### [Task data]
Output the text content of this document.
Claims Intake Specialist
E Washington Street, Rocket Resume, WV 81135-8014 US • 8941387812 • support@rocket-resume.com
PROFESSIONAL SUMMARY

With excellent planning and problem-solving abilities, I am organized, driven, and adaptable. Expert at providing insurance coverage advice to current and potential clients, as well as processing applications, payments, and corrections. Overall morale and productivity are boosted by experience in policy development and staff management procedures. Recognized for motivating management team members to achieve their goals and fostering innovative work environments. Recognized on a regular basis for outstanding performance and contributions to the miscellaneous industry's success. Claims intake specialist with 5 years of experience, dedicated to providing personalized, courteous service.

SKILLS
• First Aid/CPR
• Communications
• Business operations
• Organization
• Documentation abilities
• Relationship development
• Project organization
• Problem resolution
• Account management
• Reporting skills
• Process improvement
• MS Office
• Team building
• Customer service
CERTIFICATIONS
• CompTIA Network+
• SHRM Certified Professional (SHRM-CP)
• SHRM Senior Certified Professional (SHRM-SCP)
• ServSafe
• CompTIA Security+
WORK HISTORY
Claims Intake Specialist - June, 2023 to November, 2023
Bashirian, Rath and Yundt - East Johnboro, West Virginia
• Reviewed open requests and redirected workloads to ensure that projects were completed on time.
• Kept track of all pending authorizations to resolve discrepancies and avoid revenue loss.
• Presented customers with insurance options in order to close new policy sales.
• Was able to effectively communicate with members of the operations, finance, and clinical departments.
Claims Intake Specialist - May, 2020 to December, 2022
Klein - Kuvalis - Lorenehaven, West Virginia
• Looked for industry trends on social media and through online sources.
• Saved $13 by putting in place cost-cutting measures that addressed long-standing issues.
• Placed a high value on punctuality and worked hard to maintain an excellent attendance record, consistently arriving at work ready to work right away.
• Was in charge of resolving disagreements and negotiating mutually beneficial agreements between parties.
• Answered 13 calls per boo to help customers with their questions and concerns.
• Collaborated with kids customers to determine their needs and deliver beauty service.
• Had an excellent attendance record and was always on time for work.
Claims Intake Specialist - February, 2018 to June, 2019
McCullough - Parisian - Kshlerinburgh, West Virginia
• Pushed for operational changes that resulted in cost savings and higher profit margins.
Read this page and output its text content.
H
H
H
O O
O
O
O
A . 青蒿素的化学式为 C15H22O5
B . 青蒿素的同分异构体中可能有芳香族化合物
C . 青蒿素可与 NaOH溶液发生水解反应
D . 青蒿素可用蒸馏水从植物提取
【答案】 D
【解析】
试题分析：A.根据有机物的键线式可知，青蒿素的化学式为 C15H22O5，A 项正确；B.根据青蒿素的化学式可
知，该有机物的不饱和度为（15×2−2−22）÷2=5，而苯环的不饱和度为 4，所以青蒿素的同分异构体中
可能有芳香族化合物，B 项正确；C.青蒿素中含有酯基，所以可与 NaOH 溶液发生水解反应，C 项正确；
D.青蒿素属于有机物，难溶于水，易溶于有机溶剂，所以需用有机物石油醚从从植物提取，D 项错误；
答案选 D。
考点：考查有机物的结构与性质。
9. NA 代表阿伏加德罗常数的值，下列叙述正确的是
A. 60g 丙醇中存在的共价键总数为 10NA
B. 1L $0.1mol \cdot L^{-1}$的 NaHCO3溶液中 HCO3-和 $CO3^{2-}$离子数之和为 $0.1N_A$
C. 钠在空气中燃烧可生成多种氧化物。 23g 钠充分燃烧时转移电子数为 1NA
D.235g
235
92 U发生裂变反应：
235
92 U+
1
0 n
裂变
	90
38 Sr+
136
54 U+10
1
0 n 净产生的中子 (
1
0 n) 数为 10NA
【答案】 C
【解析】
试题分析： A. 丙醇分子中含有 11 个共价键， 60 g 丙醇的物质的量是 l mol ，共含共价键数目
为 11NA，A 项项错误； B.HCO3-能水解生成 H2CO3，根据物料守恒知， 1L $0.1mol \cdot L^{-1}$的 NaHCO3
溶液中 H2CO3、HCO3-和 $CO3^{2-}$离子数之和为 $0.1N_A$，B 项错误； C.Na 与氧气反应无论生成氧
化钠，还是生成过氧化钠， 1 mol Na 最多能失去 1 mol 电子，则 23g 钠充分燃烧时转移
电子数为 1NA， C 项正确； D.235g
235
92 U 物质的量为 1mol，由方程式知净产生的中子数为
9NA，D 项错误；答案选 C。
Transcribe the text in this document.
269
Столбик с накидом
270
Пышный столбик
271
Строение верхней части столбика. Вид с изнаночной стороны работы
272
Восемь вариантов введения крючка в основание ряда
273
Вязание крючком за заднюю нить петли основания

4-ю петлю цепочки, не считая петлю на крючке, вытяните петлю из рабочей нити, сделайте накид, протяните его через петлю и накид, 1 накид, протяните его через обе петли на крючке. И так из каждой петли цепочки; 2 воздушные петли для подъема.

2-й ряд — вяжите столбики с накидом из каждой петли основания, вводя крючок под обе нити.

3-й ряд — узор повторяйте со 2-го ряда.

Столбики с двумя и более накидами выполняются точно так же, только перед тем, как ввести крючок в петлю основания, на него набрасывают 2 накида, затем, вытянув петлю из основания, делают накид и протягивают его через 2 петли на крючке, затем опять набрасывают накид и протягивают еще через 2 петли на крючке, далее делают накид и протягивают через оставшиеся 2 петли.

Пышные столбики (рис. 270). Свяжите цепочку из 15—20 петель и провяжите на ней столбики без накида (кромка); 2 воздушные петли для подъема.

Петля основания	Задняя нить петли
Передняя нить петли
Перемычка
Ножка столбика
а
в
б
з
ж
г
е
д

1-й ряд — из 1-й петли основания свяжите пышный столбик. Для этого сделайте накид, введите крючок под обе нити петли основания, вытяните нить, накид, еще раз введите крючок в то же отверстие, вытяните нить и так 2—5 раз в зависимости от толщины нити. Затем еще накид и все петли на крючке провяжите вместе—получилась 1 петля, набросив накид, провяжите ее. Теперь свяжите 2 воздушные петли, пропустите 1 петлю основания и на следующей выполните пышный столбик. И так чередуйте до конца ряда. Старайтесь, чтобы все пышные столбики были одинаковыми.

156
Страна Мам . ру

### [Aim of the task]
List all lines holding the string "West".

### [Result of this task]
Bashirian, Rath and Yundt - East Johnboro, West Virginia
Klein - Kuvalis - Lorenehaven, West Virginia
McCullough - Parisian - Kshlerinburgh, West Virginia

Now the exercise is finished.